WHAT YOU NEED TO DO:
Every entry must be duplicated precisely as written.

[Data entries]
** Start **

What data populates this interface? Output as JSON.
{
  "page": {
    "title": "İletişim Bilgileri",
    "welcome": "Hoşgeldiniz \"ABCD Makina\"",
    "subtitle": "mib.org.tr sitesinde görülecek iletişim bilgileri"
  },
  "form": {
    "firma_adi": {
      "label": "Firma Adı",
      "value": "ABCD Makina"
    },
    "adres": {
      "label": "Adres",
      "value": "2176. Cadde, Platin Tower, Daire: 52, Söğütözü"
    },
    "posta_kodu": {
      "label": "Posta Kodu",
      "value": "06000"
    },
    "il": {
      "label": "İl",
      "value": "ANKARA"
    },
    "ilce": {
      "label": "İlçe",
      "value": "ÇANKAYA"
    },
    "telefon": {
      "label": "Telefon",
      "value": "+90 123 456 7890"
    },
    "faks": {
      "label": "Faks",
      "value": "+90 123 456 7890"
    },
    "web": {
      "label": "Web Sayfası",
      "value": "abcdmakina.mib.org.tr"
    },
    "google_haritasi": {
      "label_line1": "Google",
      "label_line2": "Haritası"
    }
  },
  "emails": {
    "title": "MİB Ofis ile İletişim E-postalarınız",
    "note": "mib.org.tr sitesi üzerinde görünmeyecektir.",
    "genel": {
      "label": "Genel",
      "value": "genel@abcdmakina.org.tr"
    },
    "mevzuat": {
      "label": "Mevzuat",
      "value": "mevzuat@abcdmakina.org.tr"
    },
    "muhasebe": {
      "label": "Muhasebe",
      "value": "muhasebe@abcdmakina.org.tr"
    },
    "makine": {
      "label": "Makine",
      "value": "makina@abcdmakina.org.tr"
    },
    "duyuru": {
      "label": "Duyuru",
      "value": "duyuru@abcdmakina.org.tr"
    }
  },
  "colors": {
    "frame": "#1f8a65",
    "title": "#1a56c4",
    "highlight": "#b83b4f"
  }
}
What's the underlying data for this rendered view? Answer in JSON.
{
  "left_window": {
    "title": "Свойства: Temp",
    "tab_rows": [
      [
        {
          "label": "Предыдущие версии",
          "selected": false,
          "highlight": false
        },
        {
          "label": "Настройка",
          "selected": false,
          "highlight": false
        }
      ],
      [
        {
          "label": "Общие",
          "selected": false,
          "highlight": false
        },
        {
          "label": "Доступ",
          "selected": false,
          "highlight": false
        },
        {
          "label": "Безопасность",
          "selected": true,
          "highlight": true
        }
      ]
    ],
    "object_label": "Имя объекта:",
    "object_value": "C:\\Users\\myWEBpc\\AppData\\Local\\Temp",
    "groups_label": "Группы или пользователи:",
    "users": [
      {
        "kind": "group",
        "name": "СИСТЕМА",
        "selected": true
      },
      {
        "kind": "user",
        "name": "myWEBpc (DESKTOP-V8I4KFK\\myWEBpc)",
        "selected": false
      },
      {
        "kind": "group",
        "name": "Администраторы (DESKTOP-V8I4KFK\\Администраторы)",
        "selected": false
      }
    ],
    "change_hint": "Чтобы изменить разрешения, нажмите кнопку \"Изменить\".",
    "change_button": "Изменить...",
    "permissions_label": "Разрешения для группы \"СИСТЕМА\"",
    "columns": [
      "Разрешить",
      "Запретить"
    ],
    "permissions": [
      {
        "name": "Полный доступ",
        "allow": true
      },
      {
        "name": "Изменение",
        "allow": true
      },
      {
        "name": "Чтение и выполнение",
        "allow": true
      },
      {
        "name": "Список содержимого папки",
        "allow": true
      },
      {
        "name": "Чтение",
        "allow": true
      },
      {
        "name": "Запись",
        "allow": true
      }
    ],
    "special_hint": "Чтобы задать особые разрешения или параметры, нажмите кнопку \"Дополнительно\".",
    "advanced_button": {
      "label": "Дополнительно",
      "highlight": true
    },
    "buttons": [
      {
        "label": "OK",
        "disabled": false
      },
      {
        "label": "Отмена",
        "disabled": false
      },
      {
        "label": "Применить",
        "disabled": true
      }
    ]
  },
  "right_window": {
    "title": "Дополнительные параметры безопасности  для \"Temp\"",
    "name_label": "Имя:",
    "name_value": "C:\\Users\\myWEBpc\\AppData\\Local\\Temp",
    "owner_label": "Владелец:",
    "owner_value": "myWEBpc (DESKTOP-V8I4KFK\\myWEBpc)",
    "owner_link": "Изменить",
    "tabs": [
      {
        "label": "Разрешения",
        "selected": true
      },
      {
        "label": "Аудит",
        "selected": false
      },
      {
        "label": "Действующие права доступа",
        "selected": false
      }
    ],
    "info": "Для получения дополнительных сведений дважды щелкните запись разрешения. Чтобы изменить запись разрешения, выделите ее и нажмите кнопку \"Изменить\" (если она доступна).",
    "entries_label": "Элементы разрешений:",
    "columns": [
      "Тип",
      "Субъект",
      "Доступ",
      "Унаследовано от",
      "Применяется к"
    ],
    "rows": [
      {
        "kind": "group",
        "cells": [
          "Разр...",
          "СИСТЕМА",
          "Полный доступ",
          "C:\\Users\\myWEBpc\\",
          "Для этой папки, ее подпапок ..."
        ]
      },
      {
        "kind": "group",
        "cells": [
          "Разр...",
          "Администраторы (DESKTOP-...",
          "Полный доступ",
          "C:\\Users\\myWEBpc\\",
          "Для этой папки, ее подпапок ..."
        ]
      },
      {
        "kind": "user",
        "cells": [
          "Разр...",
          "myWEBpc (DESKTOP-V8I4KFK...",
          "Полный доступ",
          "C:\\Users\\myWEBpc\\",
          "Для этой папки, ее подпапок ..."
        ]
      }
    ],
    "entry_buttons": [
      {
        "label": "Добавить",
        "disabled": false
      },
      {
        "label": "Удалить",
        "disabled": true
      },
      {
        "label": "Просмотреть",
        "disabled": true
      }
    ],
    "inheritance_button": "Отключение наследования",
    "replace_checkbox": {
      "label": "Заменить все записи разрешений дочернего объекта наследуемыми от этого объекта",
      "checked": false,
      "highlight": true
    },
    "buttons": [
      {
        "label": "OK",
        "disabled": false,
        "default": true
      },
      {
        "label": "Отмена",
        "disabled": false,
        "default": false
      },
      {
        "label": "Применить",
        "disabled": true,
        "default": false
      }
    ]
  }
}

** End **

TASK ANSWER:
What data populates this interface? Output as JSON.
{
  "page": {
    "title": "İletişim Bilgileri",
    "welcome": "Hoşgeldiniz \"ABCD Makina\"",
    "subtitle": "mib.org.tr sitesinde görülecek iletişim bilgileri"
  },
  "form": {
    "firma_adi": {
      "label": "Firma Adı",
      "value": "ABCD Makina"
    },
    "adres": {
      "label": "Adres",
      "value": "2176. Cadde, Platin Tower, Daire: 52, Söğütözü"
    },
    "posta_kodu": {
      "label": "Posta Kodu",
      "value": "06000"
    },
    "il": {
      "label": "İl",
      "value": "ANKARA"
    },
    "ilce": {
      "label": "İlçe",
      "value": "ÇANKAYA"
    },
    "telefon": {
      "label": "Telefon",
      "value": "+90 123 456 7890"
    },
    "faks": {
      "label": "Faks",
      "value": "+90 123 456 7890"
    },
    "web": {
      "label": "Web Sayfası",
      "value": "abcdmakina.mib.org.tr"
    },
    "google_haritasi": {
      "label_line1": "Google",
      "label_line2": "Haritası"
    }
  },
  "emails": {
    "title": "MİB Ofis ile İletişim E-postalarınız",
    "note": "mib.org.tr sitesi üzerinde görünmeyecektir.",
    "genel": {
      "label": "Genel",
      "value": "genel@abcdmakina.org.tr"
    },
    "mevzuat": {
      "label": "Mevzuat",
      "value": "mevzuat@abcdmakina.org.tr"
    },
    "muhasebe": {
      "label": "Muhasebe",
      "value": "muhasebe@abcdmakina.org.tr"
    },
    "makine": {
      "label": "Makine",
      "value": "makina@abcdmakina.org.tr"
    },
    "duyuru": {
      "label": "Duyuru",
      "value": "duyuru@abcdmakina.org.tr"
    }
  },
  "colors": {
    "frame": "#1f8a65",
    "title": "#1a56c4",
    "highlight": "#b83b4f"
  }
}
What's the underlying data for this rendered view? Answer in JSON.
{
  "left_window": {
    "title": "Свойства: Temp",
    "tab_rows": [
      [
        {
          "label": "Предыдущие версии",
          "selected": false,
          "highlight": false
        },
        {
          "label": "Настройка",
          "selected": false,
          "highlight": false
        }
      ],
      [
        {
          "label": "Общие",
          "selected": false,
          "highlight": false
        },
        {
          "label": "Доступ",
          "selected": false,
          "highlight": false
        },
        {
          "label": "Безопасность",
          "selected": true,
          "highlight": true
        }
      ]
    ],
    "object_label": "Имя объекта:",
    "object_value": "C:\\Users\\myWEBpc\\AppData\\Local\\Temp",
    "groups_label": "Группы или пользователи:",
    "users": [
      {
        "kind": "group",
        "name": "СИСТЕМА",
        "selected": true
      },
      {
        "kind": "user",
        "name": "myWEBpc (DESKTOP-V8I4KFK\\myWEBpc)",
        "selected": false
      },
      {
        "kind": "group",
        "name": "Администраторы (DESKTOP-V8I4KFK\\Администраторы)",
        "selected": false
      }
    ],
    "change_hint": "Чтобы изменить разрешения, нажмите кнопку \"Изменить\".",
    "change_button": "Изменить...",
    "permissions_label": "Разрешения для группы \"СИСТЕМА\"",
    "columns": [
      "Разрешить",
      "Запретить"
    ],
    "permissions": [
      {
        "name": "Полный доступ",
        "allow": true
      },
      {
        "name": "Изменение",
        "allow": true
      },
      {
        "name": "Чтение и выполнение",
        "allow": true
      },
      {
        "name": "Список содержимого папки",
        "allow": true
      },
      {
        "name": "Чтение",
        "allow": true
      },
      {
        "name": "Запись",
        "allow": true
      }
    ],
    "special_hint": "Чтобы задать особые разрешения или параметры, нажмите кнопку \"Дополнительно\".",
    "advanced_button": {
      "label": "Дополнительно",
      "highlight": true
    },
    "buttons": [
      {
        "label": "OK",
        "disabled": false
      },
      {
        "label": "Отмена",
        "disabled": false
      },
      {
        "label": "Применить",
        "disabled": true
      }
    ]
  },
  "right_window": {
    "title": "Дополнительные параметры безопасности  для \"Temp\"",
    "name_label": "Имя:",
    "name_value": "C:\\Users\\myWEBpc\\AppData\\Local\\Temp",
    "owner_label": "Владелец:",
    "owner_value": "myWEBpc (DESKTOP-V8I4KFK\\myWEBpc)",
    "owner_link": "Изменить",
    "tabs": [
      {
        "label": "Разрешения",
        "selected": true
      },
      {
        "label": "Аудит",
        "selected": false
      },
      {
        "label": "Действующие права доступа",
        "selected": false
      }
    ],
    "info": "Для получения дополнительных сведений дважды щелкните запись разрешения. Чтобы изменить запись разрешения, выделите ее и нажмите кнопку \"Изменить\" (если она доступна).",
    "entries_label": "Элементы разрешений:",
    "columns": [
      "Тип",
      "Субъект",
      "Доступ",
      "Унаследовано от",
      "Применяется к"
    ],
    "rows": [
      {
        "kind": "group",
        "cells": [
          "Разр...",
          "СИСТЕМА",
          "Полный доступ",
          "C:\\Users\\myWEBpc\\",
          "Для этой папки, ее подпапок ..."
        ]
      },
      {
        "kind": "group",
        "cells": [
          "Разр...",
          "Администраторы (DESKTOP-...",
          "Полный доступ",
          "C:\\Users\\myWEBpc\\",
          "Для этой папки, ее подпапок ..."
        ]
      },
      {
        "kind": "user",
        "cells": [
          "Разр...",
          "myWEBpc (DESKTOP-V8I4KFK...",
          "Полный доступ",
          "C:\\Users\\myWEBpc\\",
          "Для этой папки, ее подпапок ..."
        ]
      }
    ],
    "entry_buttons": [
      {
        "label": "Добавить",
        "disabled": false
      },
      {
        "label": "Удалить",
        "disabled": true
      },
      {
        "label": "Просмотреть",
        "disabled": true
      }
    ],
    "inheritance_button": "Отключение наследования",
    "replace_checkbox": {
      "label": "Заменить все записи разрешений дочернего объекта наследуемыми от этого объекта",
      "checked": false,
      "highlight": true
    },
    "buttons": [
      {
        "label": "OK",
        "disabled": false,
        "default": true
      },
      {
        "label": "Отмена",
        "disabled": false,
        "default": false
      },
      {
        "label": "Применить",
        "disabled": true,
        "default": false
      }
    ]
  }
}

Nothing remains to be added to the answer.